#### [TO BE DONE]
Leave out the images and repeat the listing below without a single change.

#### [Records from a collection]
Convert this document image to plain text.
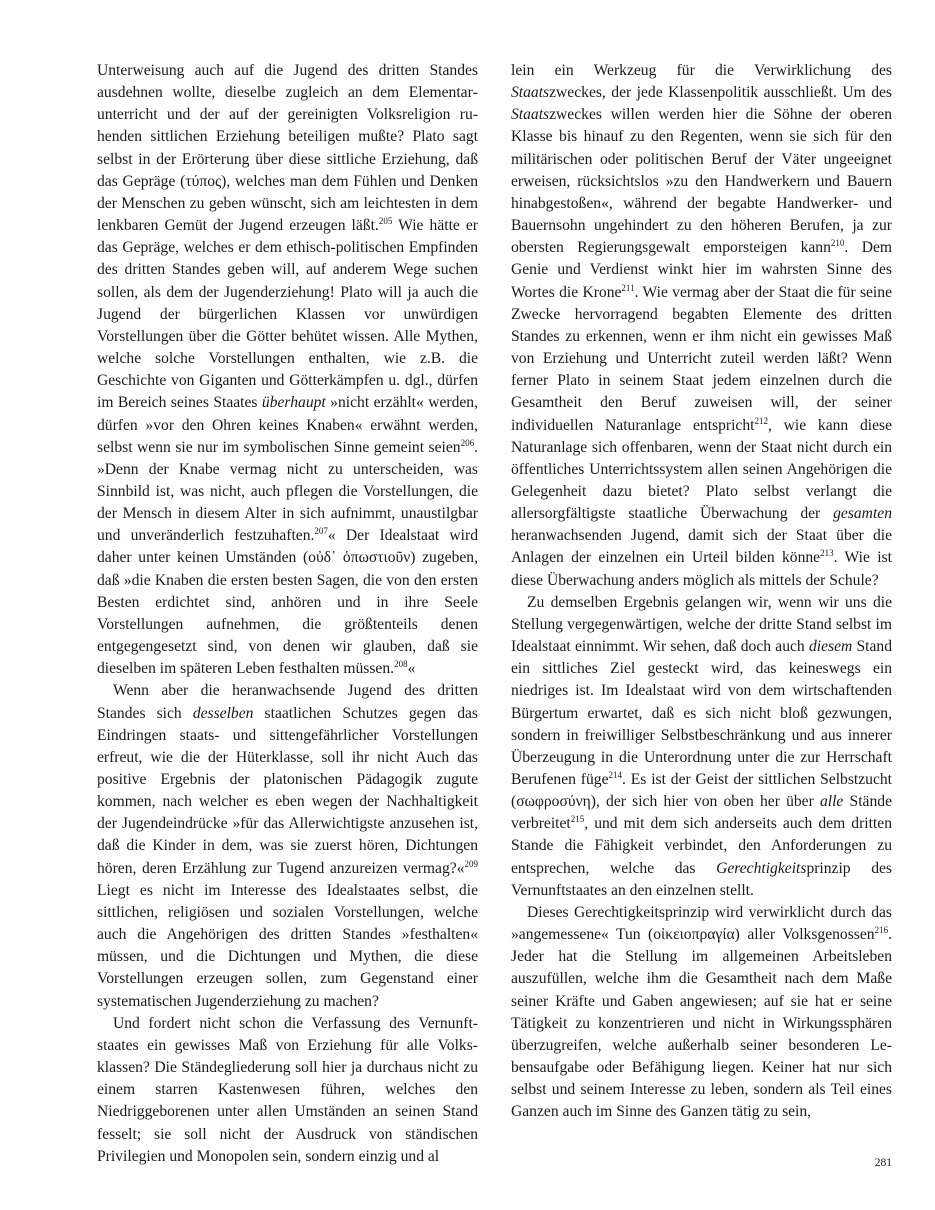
Unterweisung auch auf die Jugend des dritten Standes ausdehnen wollte, dieselbe zugleich an dem Elementarunterricht und der auf der gereinigten Volksreligion ruhenden sittlichen Erziehung beteiligen mußte? Plato sagt selbst in der Erörterung über diese sittliche Erziehung, daß das Gepräge (τύπος), welches man dem Fühlen und Denken der Menschen zu geben wünscht, sich am leichtesten in dem lenkbaren Gemüt der Jugend erzeugen läßt.$^{205}$ Wie hätte er das Gepräge, welches er dem ethisch-politischen Empfinden des dritten Standes geben will, auf anderem Wege suchen sollen, als dem der Jugenderziehung! Plato will ja auch die Jugend der bürgerlichen Klassen vor unwürdigen Vorstellungen über die Götter behütet wissen. Alle Mythen, welche solche Vorstellungen enthalten, wie z.B. die Geschichte von Giganten und Götterkämpfen u. dgl., dürfen im Bereich seines Staates überhaupt »nicht erzählt« werden, dürfen »vor den Ohren keines Knaben« erwähnt werden, selbst wenn sie nur im symbolischen Sinne gemeint seien$^{206}$. »Denn der Knabe vermag nicht zu unterscheiden, was Sinnbild ist, was nicht, auch pflegen die Vorstellungen, die der Mensch in diesem Alter in sich aufnimmt, unaustilgbar und unveränderlich festzuhaften.$^{207}$« Der Idealstaat wird daher unter keinen Umständen (οὐδ᾽ ὁπωστιοῦν) zugeben, daß »die Knaben die ersten besten Sagen, die von den ersten Besten erdichtet sind, anhören und in ihre Seele Vorstellungen aufnehmen, die größtenteils denen entgegengesetzt sind, von denen wir glauben, daß sie dieselben im späteren Leben festhalten müssen.$^{208}$«

Wenn aber die heranwachsende Jugend des dritten Standes sich desselben staatlichen Schutzes gegen das Eindringen staats- und sittengefährlicher Vorstellungen erfreut, wie die der Hüterklasse, soll ihr nicht Auch das positive Ergebnis der platonischen Pädagogik zugute kommen, nach welcher es eben wegen der Nachhaltigkeit der Jugendeindrücke »für das Allerwichtigste anzusehen ist, daß die Kinder in dem, was sie zuerst hören, Dichtungen hören, deren Erzählung zur Tugend anzureizen vermag?«$^{209}$ Liegt es nicht im Interesse des Idealstaates selbst, die sittlichen, religiösen und sozialen Vorstellungen, welche auch die Angehörigen des dritten Standes »festhalten« müssen, und die Dichtungen und Mythen, die diese Vorstellungen erzeugen sollen, zum Gegenstand einer systematischen Jugenderziehung zu machen?

Und fordert nicht schon die Verfassung des Vernunftstaates ein gewisses Maß von Erziehung für alle Volksklassen? Die Ständegliederung soll hier ja durchaus nicht zu einem starren Kastenwesen führen, welches den Niedriggeborenen unter allen Umständen an seinen Stand fesselt; sie soll nicht der Ausdruck von ständischen Privilegien und Monopolen sein, sondern einzig und al

lein ein Werkzeug für die Verwirklichung des Staatszweckes, der jede Klassenpolitik ausschließt. Um des Staatszweckes willen werden hier die Söhne der oberen Klasse bis hinauf zu den Regenten, wenn sie sich für den militärischen oder politischen Beruf der Väter ungeeignet erweisen, rücksichtslos »zu den Handwerkern und Bauern hinabgestoßen«, während der begabte Handwerker- und Bauernsohn ungehindert zu den höheren Berufen, ja zur obersten Regierungsgewalt emporsteigen kann$^{210}$. Dem Genie und Verdienst winkt hier im wahrsten Sinne des Wortes die Krone$^{211}$. Wie vermag aber der Staat die für seine Zwecke hervorragend begabten Elemente des dritten Standes zu erkennen, wenn er ihm nicht ein gewisses Maß von Erziehung und Unterricht zuteil werden läßt? Wenn ferner Plato in seinem Staat jedem einzelnen durch die Gesamtheit den Beruf zuweisen will, der seiner individuellen Naturanlage entspricht$^{212}$, wie kann diese Naturanlage sich offenbaren, wenn der Staat nicht durch ein öffentliches Unterrichtssystem allen seinen Angehörigen die Gelegenheit dazu bietet? Plato selbst verlangt die allersorgfältigste staatliche Überwachung der gesamten heranwachsenden Jugend, damit sich der Staat über die Anlagen der einzelnen ein Urteil bilden könne$^{213}$. Wie ist diese Überwachung anders möglich als mittels der Schule?

Zu demselben Ergebnis gelangen wir, wenn wir uns die Stellung vergegenwärtigen, welche der dritte Stand selbst im Idealstaat einnimmt. Wir sehen, daß doch auch diesem Stand ein sittliches Ziel gesteckt wird, das keineswegs ein niedriges ist. Im Idealstaat wird von dem wirtschaftenden Bürgertum erwartet, daß es sich nicht bloß gezwungen, sondern in freiwilliger Selbstbeschränkung und aus innerer Überzeugung in die Unterordnung unter die zur Herrschaft Berufenen füge$^{214}$. Es ist der Geist der sittlichen Selbstzucht (σωφροσύνη), der sich hier von oben her über alle Stände verbreitet$^{215}$, und mit dem sich anderseits auch dem dritten Stande die Fähigkeit verbindet, den Anforderungen zu entsprechen, welche das Gerechtigkeitsprinzip des Vernunftstaates an den einzelnen stellt.

Dieses Gerechtigkeitsprinzip wird verwirklicht durch das »angemessene« Tun (οἰκειοπραγία) aller Volksgenossen$^{216}$. Jeder hat die Stellung im allgemeinen Arbeitsleben auszufüllen, welche ihm die Gesamtheit nach dem Maße seiner Kräfte und Gaben angewiesen; auf sie hat er seine Tätigkeit zu konzentrieren und nicht in Wirkungssphären überzugreifen, welche außerhalb seiner besonderen Lebensaufgabe oder Befähigung liegen. Keiner hat nur sich selbst und seinem Interesse zu leben, sondern als Teil eines Ganzen auch im Sinne des Ganzen tätig zu sein,

281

#### [ANSWER FOR THE TASK]
Convert this document image to plain text.
Unterweisung auch auf die Jugend des dritten Standes ausdehnen wollte, dieselbe zugleich an dem Elementarunterricht und der auf der gereinigten Volksreligion ruhenden sittlichen Erziehung beteiligen mußte? Plato sagt selbst in der Erörterung über diese sittliche Erziehung, daß das Gepräge (τύπος), welches man dem Fühlen und Denken der Menschen zu geben wünscht, sich am leichtesten in dem lenkbaren Gemüt der Jugend erzeugen läßt.$^{205}$ Wie hätte er das Gepräge, welches er dem ethisch-politischen Empfinden des dritten Standes geben will, auf anderem Wege suchen sollen, als dem der Jugenderziehung! Plato will ja auch die Jugend der bürgerlichen Klassen vor unwürdigen Vorstellungen über die Götter behütet wissen. Alle Mythen, welche solche Vorstellungen enthalten, wie z.B. die Geschichte von Giganten und Götterkämpfen u. dgl., dürfen im Bereich seines Staates überhaupt »nicht erzählt« werden, dürfen »vor den Ohren keines Knaben« erwähnt werden, selbst wenn sie nur im symbolischen Sinne gemeint seien$^{206}$. »Denn der Knabe vermag nicht zu unterscheiden, was Sinnbild ist, was nicht, auch pflegen die Vorstellungen, die der Mensch in diesem Alter in sich aufnimmt, unaustilgbar und unveränderlich festzuhaften.$^{207}$« Der Idealstaat wird daher unter keinen Umständen (οὐδ᾽ ὁπωστιοῦν) zugeben, daß »die Knaben die ersten besten Sagen, die von den ersten Besten erdichtet sind, anhören und in ihre Seele Vorstellungen aufnehmen, die größtenteils denen entgegengesetzt sind, von denen wir glauben, daß sie dieselben im späteren Leben festhalten müssen.$^{208}$«

Wenn aber die heranwachsende Jugend des dritten Standes sich desselben staatlichen Schutzes gegen das Eindringen staats- und sittengefährlicher Vorstellungen erfreut, wie die der Hüterklasse, soll ihr nicht Auch das positive Ergebnis der platonischen Pädagogik zugute kommen, nach welcher es eben wegen der Nachhaltigkeit der Jugendeindrücke »für das Allerwichtigste anzusehen ist, daß die Kinder in dem, was sie zuerst hören, Dichtungen hören, deren Erzählung zur Tugend anzureizen vermag?«$^{209}$ Liegt es nicht im Interesse des Idealstaates selbst, die sittlichen, religiösen und sozialen Vorstellungen, welche auch die Angehörigen des dritten Standes »festhalten« müssen, und die Dichtungen und Mythen, die diese Vorstellungen erzeugen sollen, zum Gegenstand einer systematischen Jugenderziehung zu machen?

Und fordert nicht schon die Verfassung des Vernunftstaates ein gewisses Maß von Erziehung für alle Volksklassen? Die Ständegliederung soll hier ja durchaus nicht zu einem starren Kastenwesen führen, welches den Niedriggeborenen unter allen Umständen an seinen Stand fesselt; sie soll nicht der Ausdruck von ständischen Privilegien und Monopolen sein, sondern einzig und al

lein ein Werkzeug für die Verwirklichung des Staatszweckes, der jede Klassenpolitik ausschließt. Um des Staatszweckes willen werden hier die Söhne der oberen Klasse bis hinauf zu den Regenten, wenn sie sich für den militärischen oder politischen Beruf der Väter ungeeignet erweisen, rücksichtslos »zu den Handwerkern und Bauern hinabgestoßen«, während der begabte Handwerker- und Bauernsohn ungehindert zu den höheren Berufen, ja zur obersten Regierungsgewalt emporsteigen kann$^{210}$. Dem Genie und Verdienst winkt hier im wahrsten Sinne des Wortes die Krone$^{211}$. Wie vermag aber der Staat die für seine Zwecke hervorragend begabten Elemente des dritten Standes zu erkennen, wenn er ihm nicht ein gewisses Maß von Erziehung und Unterricht zuteil werden läßt? Wenn ferner Plato in seinem Staat jedem einzelnen durch die Gesamtheit den Beruf zuweisen will, der seiner individuellen Naturanlage entspricht$^{212}$, wie kann diese Naturanlage sich offenbaren, wenn der Staat nicht durch ein öffentliches Unterrichtssystem allen seinen Angehörigen die Gelegenheit dazu bietet? Plato selbst verlangt die allersorgfältigste staatliche Überwachung der gesamten heranwachsenden Jugend, damit sich der Staat über die Anlagen der einzelnen ein Urteil bilden könne$^{213}$. Wie ist diese Überwachung anders möglich als mittels der Schule?

Zu demselben Ergebnis gelangen wir, wenn wir uns die Stellung vergegenwärtigen, welche der dritte Stand selbst im Idealstaat einnimmt. Wir sehen, daß doch auch diesem Stand ein sittliches Ziel gesteckt wird, das keineswegs ein niedriges ist. Im Idealstaat wird von dem wirtschaftenden Bürgertum erwartet, daß es sich nicht bloß gezwungen, sondern in freiwilliger Selbstbeschränkung und aus innerer Überzeugung in die Unterordnung unter die zur Herrschaft Berufenen füge$^{214}$. Es ist der Geist der sittlichen Selbstzucht (σωφροσύνη), der sich hier von oben her über alle Stände verbreitet$^{215}$, und mit dem sich anderseits auch dem dritten Stande die Fähigkeit verbindet, den Anforderungen zu entsprechen, welche das Gerechtigkeitsprinzip des Vernunftstaates an den einzelnen stellt.

Dieses Gerechtigkeitsprinzip wird verwirklicht durch das »angemessene« Tun (οἰκειοπραγία) aller Volksgenossen$^{216}$. Jeder hat die Stellung im allgemeinen Arbeitsleben auszufüllen, welche ihm die Gesamtheit nach dem Maße seiner Kräfte und Gaben angewiesen; auf sie hat er seine Tätigkeit zu konzentrieren und nicht in Wirkungssphären überzugreifen, welche außerhalb seiner besonderen Lebensaufgabe oder Befähigung liegen. Keiner hat nur sich selbst und seinem Interesse zu leben, sondern als Teil eines Ganzen auch im Sinne des Ganzen tätig zu sein,

281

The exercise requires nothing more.